Records excerpted from a collection
* * * *

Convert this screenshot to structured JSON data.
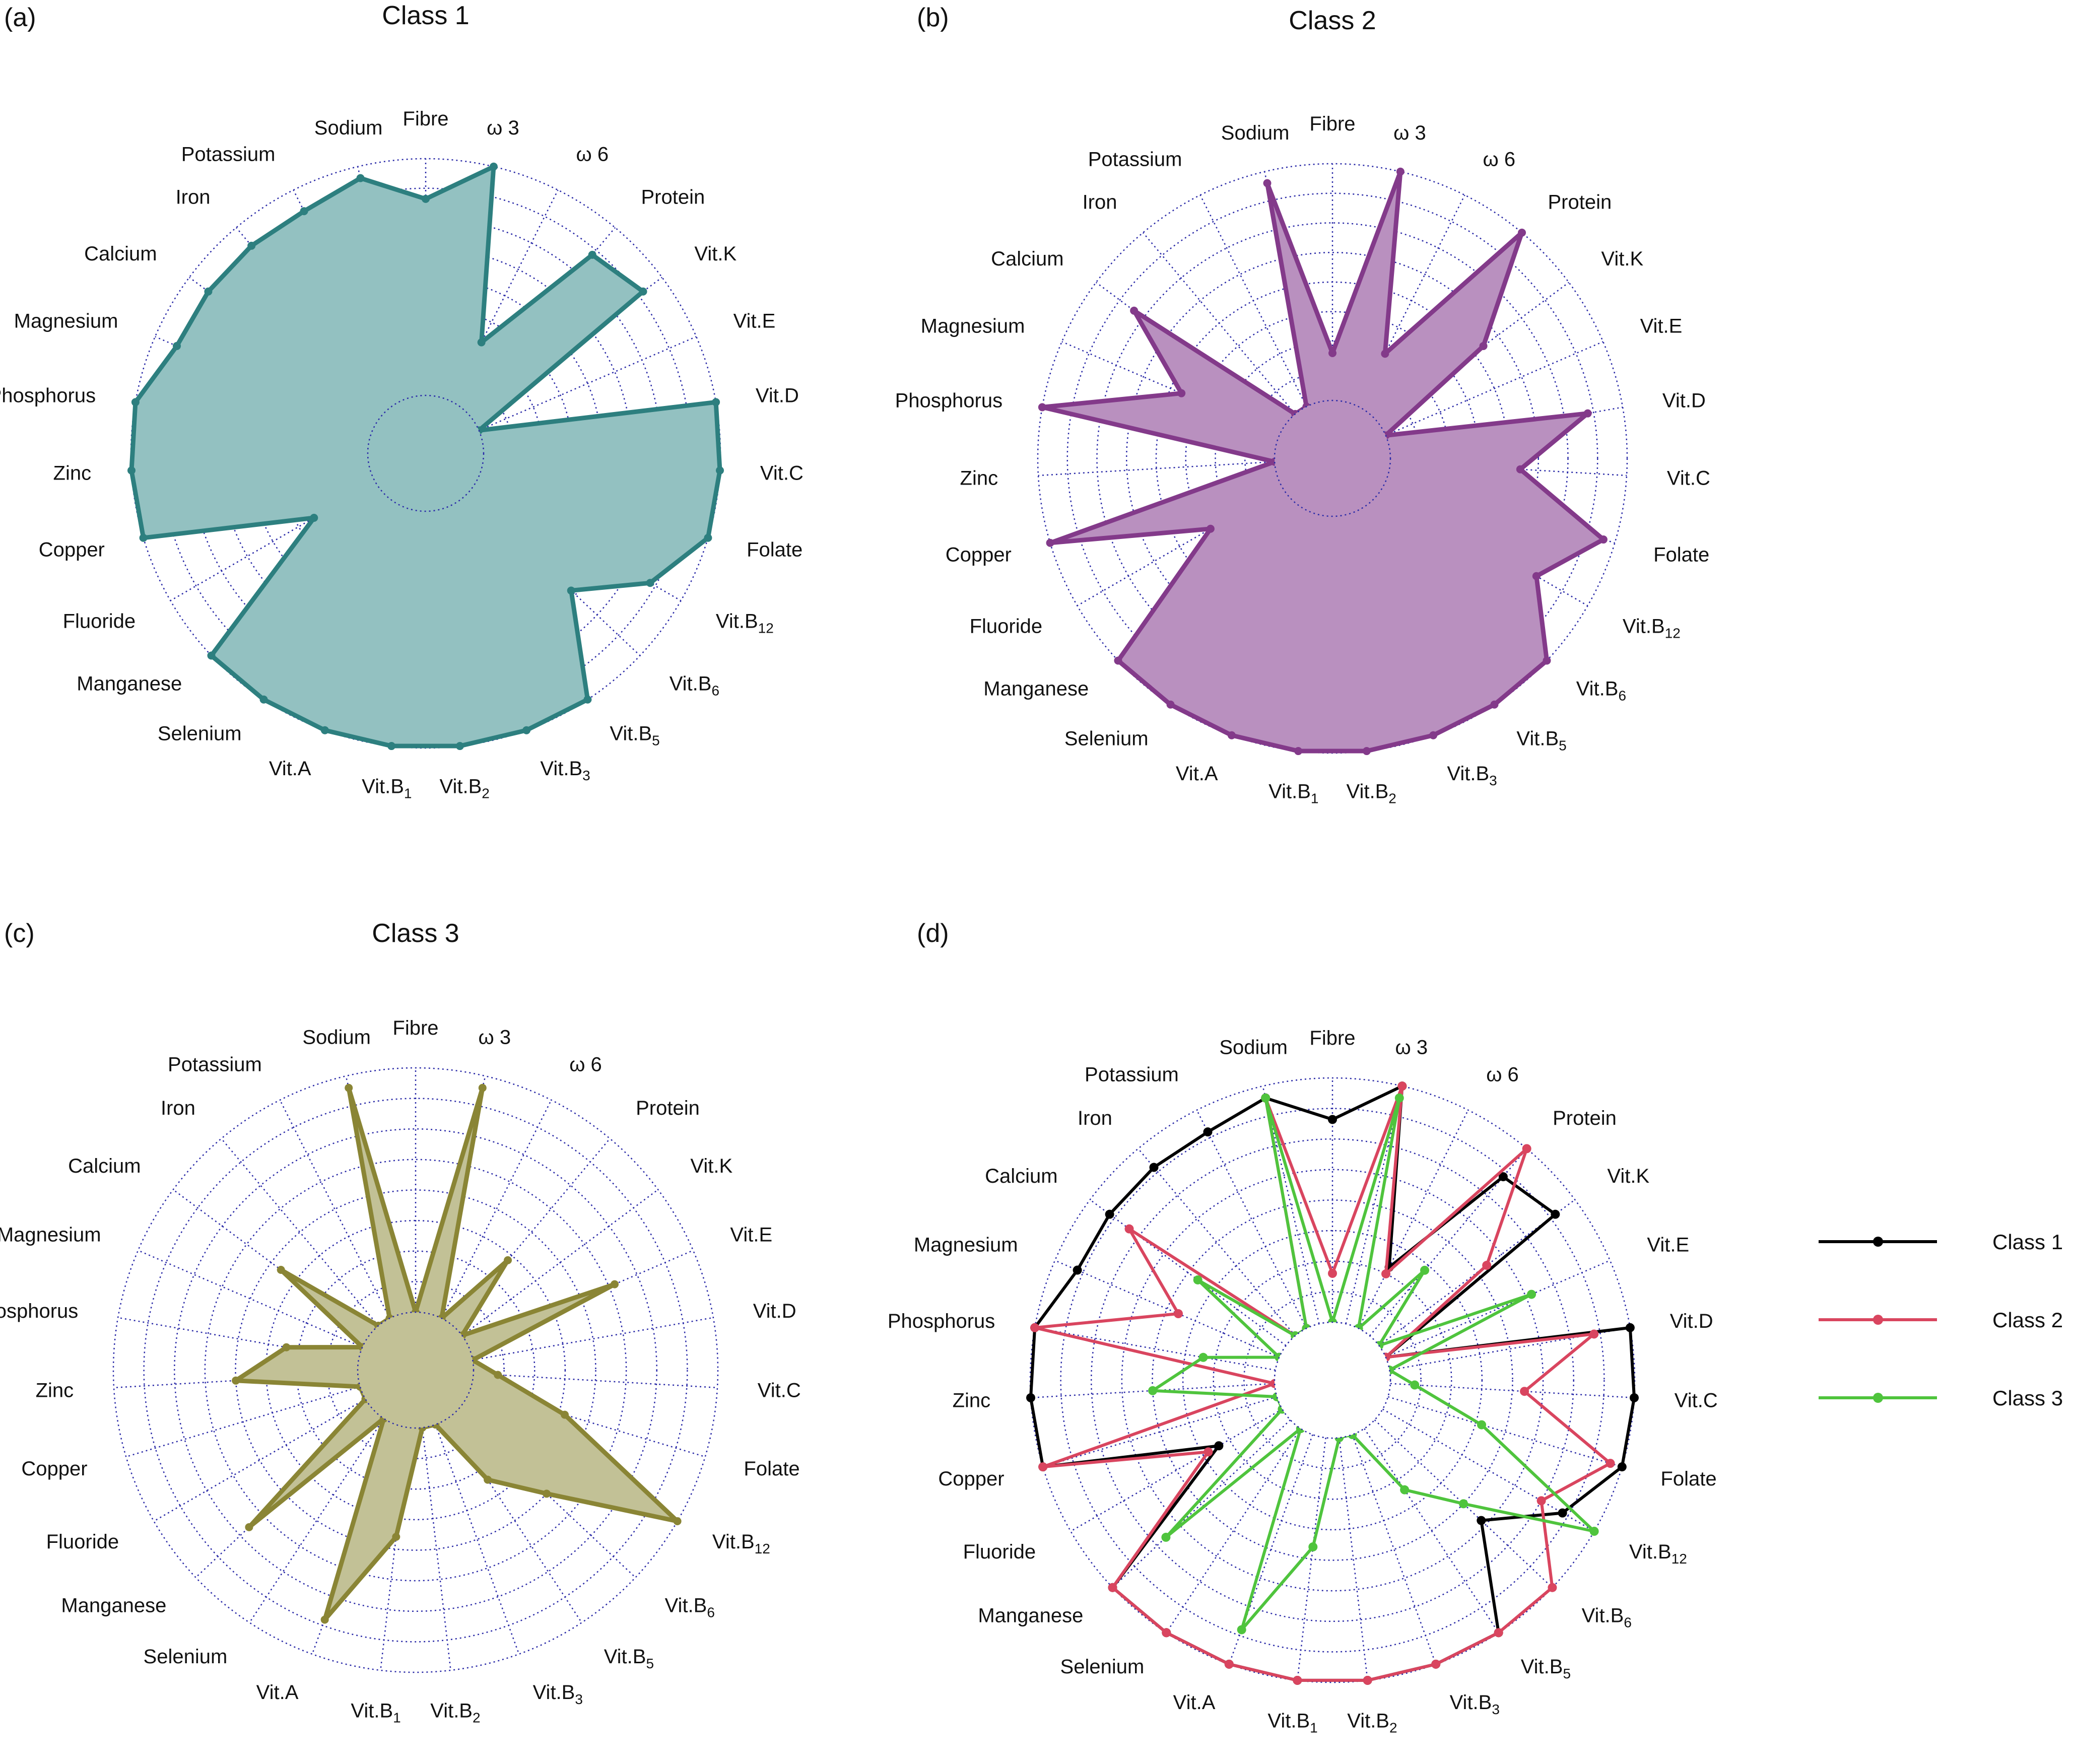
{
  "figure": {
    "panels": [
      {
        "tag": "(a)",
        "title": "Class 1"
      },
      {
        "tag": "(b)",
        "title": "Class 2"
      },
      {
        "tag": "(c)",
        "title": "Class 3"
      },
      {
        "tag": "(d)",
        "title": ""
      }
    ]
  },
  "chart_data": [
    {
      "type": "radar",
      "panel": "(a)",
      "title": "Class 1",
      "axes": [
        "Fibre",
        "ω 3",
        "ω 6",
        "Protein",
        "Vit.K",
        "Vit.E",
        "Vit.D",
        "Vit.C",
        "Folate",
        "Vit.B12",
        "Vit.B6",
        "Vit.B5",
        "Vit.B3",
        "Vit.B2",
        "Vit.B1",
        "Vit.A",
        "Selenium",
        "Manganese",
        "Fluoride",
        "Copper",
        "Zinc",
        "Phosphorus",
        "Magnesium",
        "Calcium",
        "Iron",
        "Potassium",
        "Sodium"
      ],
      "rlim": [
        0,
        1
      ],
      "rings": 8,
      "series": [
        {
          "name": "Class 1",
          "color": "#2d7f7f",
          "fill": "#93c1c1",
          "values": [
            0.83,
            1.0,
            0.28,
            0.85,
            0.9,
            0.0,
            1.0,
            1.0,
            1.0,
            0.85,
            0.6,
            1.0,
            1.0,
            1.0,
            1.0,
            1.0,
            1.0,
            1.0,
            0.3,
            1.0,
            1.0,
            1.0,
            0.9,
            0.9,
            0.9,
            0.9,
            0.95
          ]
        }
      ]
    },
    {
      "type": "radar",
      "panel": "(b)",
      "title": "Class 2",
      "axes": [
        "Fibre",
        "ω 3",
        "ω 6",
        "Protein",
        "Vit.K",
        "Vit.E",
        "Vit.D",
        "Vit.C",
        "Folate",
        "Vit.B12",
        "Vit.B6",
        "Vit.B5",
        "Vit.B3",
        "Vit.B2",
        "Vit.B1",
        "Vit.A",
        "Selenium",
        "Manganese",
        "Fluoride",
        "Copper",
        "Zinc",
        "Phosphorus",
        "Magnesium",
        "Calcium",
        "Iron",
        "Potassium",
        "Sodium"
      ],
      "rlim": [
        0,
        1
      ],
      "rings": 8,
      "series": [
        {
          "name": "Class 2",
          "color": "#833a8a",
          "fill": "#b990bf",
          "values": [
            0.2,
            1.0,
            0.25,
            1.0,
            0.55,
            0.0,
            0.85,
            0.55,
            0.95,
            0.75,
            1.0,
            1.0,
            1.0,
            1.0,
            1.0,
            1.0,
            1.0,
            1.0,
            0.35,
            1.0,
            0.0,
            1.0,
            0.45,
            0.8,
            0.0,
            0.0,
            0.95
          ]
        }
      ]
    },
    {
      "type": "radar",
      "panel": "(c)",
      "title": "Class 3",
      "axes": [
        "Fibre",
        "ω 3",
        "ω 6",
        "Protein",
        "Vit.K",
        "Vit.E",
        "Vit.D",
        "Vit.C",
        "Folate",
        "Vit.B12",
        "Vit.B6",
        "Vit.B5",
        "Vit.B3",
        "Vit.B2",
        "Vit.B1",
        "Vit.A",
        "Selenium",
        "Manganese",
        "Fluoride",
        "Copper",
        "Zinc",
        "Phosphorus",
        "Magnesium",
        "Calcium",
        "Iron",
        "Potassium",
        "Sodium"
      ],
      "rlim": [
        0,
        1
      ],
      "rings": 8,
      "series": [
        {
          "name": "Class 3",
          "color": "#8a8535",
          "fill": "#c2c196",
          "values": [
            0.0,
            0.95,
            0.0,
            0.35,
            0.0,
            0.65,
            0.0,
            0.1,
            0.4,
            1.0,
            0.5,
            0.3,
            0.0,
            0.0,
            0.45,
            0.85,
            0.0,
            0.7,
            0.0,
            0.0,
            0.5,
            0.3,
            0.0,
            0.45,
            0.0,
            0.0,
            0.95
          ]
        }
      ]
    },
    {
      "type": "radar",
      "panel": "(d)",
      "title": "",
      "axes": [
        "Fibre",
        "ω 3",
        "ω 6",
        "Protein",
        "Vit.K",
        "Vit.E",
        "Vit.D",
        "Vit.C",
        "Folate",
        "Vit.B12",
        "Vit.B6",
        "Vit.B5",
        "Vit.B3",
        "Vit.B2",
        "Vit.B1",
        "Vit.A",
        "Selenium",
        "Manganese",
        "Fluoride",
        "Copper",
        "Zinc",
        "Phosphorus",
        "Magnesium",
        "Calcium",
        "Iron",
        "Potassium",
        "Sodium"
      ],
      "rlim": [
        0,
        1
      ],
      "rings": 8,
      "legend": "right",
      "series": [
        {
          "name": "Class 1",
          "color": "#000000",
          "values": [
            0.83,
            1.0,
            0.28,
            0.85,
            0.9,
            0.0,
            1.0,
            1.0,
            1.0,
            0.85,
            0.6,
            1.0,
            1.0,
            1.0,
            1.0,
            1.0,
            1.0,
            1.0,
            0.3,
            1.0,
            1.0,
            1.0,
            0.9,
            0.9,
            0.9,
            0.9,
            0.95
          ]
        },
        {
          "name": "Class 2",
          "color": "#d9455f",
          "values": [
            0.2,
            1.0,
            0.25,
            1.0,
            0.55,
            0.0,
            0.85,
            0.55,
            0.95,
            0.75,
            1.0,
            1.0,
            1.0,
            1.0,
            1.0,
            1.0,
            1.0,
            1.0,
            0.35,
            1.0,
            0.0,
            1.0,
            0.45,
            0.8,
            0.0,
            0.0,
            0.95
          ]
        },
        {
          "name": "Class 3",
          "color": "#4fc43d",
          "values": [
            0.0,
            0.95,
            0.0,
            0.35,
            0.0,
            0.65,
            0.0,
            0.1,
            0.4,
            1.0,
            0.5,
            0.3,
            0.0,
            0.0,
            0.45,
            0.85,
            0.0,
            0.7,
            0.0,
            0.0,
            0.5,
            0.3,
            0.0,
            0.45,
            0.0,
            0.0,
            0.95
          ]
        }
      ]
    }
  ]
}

* * * *

_WORK ORDER:_ Find the word "title" in the entries above. Copy every line that has it.

_ANSWER BOX:_
        "title": "Class 1"
        "title": "Class 2"
        "title": "Class 3"
        "title": ""
      "title": "Class 1",
      "title": "Class 2",
      "title": "Class 3",
      "title": "",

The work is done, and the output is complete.